BRIEF: Look through the material and copy each line holding "Polymer".

****************************************

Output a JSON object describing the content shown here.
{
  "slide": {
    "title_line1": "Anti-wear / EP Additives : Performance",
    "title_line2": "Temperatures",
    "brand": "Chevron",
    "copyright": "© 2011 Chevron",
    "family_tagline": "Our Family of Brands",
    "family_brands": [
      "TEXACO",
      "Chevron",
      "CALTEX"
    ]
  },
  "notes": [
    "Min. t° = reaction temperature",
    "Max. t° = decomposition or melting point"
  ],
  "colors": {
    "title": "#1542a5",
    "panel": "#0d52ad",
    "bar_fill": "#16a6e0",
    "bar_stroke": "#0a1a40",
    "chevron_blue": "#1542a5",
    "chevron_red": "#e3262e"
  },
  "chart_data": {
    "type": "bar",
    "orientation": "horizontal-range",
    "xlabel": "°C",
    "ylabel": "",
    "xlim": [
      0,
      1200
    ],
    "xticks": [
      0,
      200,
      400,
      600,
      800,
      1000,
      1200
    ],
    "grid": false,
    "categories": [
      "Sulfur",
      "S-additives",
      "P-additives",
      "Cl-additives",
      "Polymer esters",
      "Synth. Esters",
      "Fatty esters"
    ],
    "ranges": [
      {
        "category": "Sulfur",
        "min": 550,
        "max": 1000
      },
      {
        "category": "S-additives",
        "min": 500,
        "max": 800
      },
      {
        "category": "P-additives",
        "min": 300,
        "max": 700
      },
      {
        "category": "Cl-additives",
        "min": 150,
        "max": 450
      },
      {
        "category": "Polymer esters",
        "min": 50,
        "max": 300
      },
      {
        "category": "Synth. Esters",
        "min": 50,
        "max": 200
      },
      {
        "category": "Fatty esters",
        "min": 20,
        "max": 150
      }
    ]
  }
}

****************************************

FINISHED EXERCISE:
      "Polymer esters",
        "category": "Polymer esters",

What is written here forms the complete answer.